→ Set task: Type the records out again in full, exactly.

Stored data
┏━━
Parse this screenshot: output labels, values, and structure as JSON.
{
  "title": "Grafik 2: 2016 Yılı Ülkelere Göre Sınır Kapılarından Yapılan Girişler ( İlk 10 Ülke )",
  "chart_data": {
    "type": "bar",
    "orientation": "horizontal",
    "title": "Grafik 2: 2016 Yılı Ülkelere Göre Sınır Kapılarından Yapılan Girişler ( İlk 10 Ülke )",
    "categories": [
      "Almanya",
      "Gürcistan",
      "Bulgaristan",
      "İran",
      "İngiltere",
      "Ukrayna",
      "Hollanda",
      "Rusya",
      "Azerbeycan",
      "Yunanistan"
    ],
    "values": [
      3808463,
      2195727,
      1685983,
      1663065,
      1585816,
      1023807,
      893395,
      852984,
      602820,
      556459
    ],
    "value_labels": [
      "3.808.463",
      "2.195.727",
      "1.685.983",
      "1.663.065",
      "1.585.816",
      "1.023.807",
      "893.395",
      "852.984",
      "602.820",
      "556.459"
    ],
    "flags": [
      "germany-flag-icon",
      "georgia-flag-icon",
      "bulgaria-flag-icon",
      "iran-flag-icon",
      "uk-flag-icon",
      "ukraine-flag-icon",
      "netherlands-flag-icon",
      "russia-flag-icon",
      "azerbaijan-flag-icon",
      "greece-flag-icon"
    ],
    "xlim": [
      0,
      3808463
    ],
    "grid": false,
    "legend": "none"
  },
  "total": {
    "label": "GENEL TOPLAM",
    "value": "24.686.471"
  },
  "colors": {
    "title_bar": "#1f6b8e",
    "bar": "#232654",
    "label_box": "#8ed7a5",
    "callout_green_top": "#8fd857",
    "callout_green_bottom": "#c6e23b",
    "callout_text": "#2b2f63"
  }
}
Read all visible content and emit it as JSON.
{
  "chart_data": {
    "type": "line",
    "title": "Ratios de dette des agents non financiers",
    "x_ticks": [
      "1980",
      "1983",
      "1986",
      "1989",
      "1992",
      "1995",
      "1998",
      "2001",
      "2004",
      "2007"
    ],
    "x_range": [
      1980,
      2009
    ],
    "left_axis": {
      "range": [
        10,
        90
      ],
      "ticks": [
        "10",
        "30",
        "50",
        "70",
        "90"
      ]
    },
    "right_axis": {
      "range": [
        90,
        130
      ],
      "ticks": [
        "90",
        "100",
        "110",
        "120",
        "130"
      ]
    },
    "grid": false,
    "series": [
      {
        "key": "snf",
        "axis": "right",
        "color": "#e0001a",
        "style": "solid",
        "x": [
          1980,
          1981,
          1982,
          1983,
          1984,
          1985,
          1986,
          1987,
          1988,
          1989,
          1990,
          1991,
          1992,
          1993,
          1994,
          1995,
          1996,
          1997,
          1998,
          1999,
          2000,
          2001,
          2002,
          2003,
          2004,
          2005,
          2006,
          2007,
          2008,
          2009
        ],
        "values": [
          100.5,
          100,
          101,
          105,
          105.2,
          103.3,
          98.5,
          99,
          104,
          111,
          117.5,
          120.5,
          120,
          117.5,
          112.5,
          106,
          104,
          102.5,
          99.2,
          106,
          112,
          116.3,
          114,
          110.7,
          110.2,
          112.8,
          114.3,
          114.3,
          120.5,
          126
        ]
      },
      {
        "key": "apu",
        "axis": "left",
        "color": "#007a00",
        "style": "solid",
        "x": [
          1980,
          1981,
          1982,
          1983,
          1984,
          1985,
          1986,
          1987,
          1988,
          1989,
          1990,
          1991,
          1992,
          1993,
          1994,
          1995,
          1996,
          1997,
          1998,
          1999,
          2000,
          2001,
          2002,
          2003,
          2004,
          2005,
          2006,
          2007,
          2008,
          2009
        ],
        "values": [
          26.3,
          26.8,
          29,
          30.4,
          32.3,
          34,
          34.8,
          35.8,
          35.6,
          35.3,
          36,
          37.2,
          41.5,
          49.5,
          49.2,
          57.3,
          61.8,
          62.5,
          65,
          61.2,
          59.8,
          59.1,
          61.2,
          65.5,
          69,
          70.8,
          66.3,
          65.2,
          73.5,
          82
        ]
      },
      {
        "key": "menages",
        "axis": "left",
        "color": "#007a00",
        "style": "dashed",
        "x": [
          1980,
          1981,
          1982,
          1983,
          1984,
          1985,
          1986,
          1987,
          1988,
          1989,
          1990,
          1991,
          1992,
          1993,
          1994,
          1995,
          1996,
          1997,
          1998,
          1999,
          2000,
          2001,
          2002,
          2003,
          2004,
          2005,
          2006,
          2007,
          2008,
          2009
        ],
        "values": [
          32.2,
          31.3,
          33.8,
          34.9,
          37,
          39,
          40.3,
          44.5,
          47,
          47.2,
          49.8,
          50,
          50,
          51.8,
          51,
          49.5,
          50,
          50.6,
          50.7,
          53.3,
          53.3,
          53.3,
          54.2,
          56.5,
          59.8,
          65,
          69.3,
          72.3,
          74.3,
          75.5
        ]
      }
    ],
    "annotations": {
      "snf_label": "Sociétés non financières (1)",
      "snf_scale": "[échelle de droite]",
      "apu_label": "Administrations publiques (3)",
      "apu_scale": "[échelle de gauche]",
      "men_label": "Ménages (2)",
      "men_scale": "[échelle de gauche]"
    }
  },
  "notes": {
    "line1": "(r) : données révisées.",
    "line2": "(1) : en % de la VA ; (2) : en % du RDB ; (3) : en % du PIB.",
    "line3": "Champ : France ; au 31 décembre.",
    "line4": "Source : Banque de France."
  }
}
┗━━
→ Written solution:
Parse this screenshot: output labels, values, and structure as JSON.
{
  "title": "Grafik 2: 2016 Yılı Ülkelere Göre Sınır Kapılarından Yapılan Girişler ( İlk 10 Ülke )",
  "chart_data": {
    "type": "bar",
    "orientation": "horizontal",
    "title": "Grafik 2: 2016 Yılı Ülkelere Göre Sınır Kapılarından Yapılan Girişler ( İlk 10 Ülke )",
    "categories": [
      "Almanya",
      "Gürcistan",
      "Bulgaristan",
      "İran",
      "İngiltere",
      "Ukrayna",
      "Hollanda",
      "Rusya",
      "Azerbeycan",
      "Yunanistan"
    ],
    "values": [
      3808463,
      2195727,
      1685983,
      1663065,
      1585816,
      1023807,
      893395,
      852984,
      602820,
      556459
    ],
    "value_labels": [
      "3.808.463",
      "2.195.727",
      "1.685.983",
      "1.663.065",
      "1.585.816",
      "1.023.807",
      "893.395",
      "852.984",
      "602.820",
      "556.459"
    ],
    "flags": [
      "germany-flag-icon",
      "georgia-flag-icon",
      "bulgaria-flag-icon",
      "iran-flag-icon",
      "uk-flag-icon",
      "ukraine-flag-icon",
      "netherlands-flag-icon",
      "russia-flag-icon",
      "azerbaijan-flag-icon",
      "greece-flag-icon"
    ],
    "xlim": [
      0,
      3808463
    ],
    "grid": false,
    "legend": "none"
  },
  "total": {
    "label": "GENEL TOPLAM",
    "value": "24.686.471"
  },
  "colors": {
    "title_bar": "#1f6b8e",
    "bar": "#232654",
    "label_box": "#8ed7a5",
    "callout_green_top": "#8fd857",
    "callout_green_bottom": "#c6e23b",
    "callout_text": "#2b2f63"
  }
}
Read all visible content and emit it as JSON.
{
  "chart_data": {
    "type": "line",
    "title": "Ratios de dette des agents non financiers",
    "x_ticks": [
      "1980",
      "1983",
      "1986",
      "1989",
      "1992",
      "1995",
      "1998",
      "2001",
      "2004",
      "2007"
    ],
    "x_range": [
      1980,
      2009
    ],
    "left_axis": {
      "range": [
        10,
        90
      ],
      "ticks": [
        "10",
        "30",
        "50",
        "70",
        "90"
      ]
    },
    "right_axis": {
      "range": [
        90,
        130
      ],
      "ticks": [
        "90",
        "100",
        "110",
        "120",
        "130"
      ]
    },
    "grid": false,
    "series": [
      {
        "key": "snf",
        "axis": "right",
        "color": "#e0001a",
        "style": "solid",
        "x": [
          1980,
          1981,
          1982,
          1983,
          1984,
          1985,
          1986,
          1987,
          1988,
          1989,
          1990,
          1991,
          1992,
          1993,
          1994,
          1995,
          1996,
          1997,
          1998,
          1999,
          2000,
          2001,
          2002,
          2003,
          2004,
          2005,
          2006,
          2007,
          2008,
          2009
        ],
        "values": [
          100.5,
          100,
          101,
          105,
          105.2,
          103.3,
          98.5,
          99,
          104,
          111,
          117.5,
          120.5,
          120,
          117.5,
          112.5,
          106,
          104,
          102.5,
          99.2,
          106,
          112,
          116.3,
          114,
          110.7,
          110.2,
          112.8,
          114.3,
          114.3,
          120.5,
          126
        ]
      },
      {
        "key": "apu",
        "axis": "left",
        "color": "#007a00",
        "style": "solid",
        "x": [
          1980,
          1981,
          1982,
          1983,
          1984,
          1985,
          1986,
          1987,
          1988,
          1989,
          1990,
          1991,
          1992,
          1993,
          1994,
          1995,
          1996,
          1997,
          1998,
          1999,
          2000,
          2001,
          2002,
          2003,
          2004,
          2005,
          2006,
          2007,
          2008,
          2009
        ],
        "values": [
          26.3,
          26.8,
          29,
          30.4,
          32.3,
          34,
          34.8,
          35.8,
          35.6,
          35.3,
          36,
          37.2,
          41.5,
          49.5,
          49.2,
          57.3,
          61.8,
          62.5,
          65,
          61.2,
          59.8,
          59.1,
          61.2,
          65.5,
          69,
          70.8,
          66.3,
          65.2,
          73.5,
          82
        ]
      },
      {
        "key": "menages",
        "axis": "left",
        "color": "#007a00",
        "style": "dashed",
        "x": [
          1980,
          1981,
          1982,
          1983,
          1984,
          1985,
          1986,
          1987,
          1988,
          1989,
          1990,
          1991,
          1992,
          1993,
          1994,
          1995,
          1996,
          1997,
          1998,
          1999,
          2000,
          2001,
          2002,
          2003,
          2004,
          2005,
          2006,
          2007,
          2008,
          2009
        ],
        "values": [
          32.2,
          31.3,
          33.8,
          34.9,
          37,
          39,
          40.3,
          44.5,
          47,
          47.2,
          49.8,
          50,
          50,
          51.8,
          51,
          49.5,
          50,
          50.6,
          50.7,
          53.3,
          53.3,
          53.3,
          54.2,
          56.5,
          59.8,
          65,
          69.3,
          72.3,
          74.3,
          75.5
        ]
      }
    ],
    "annotations": {
      "snf_label": "Sociétés non financières (1)",
      "snf_scale": "[échelle de droite]",
      "apu_label": "Administrations publiques (3)",
      "apu_scale": "[échelle de gauche]",
      "men_label": "Ménages (2)",
      "men_scale": "[échelle de gauche]"
    }
  },
  "notes": {
    "line1": "(r) : données révisées.",
    "line2": "(1) : en % de la VA ; (2) : en % du RDB ; (3) : en % du PIB.",
    "line3": "Champ : France ; au 31 décembre.",
    "line4": "Source : Banque de France."
  }
}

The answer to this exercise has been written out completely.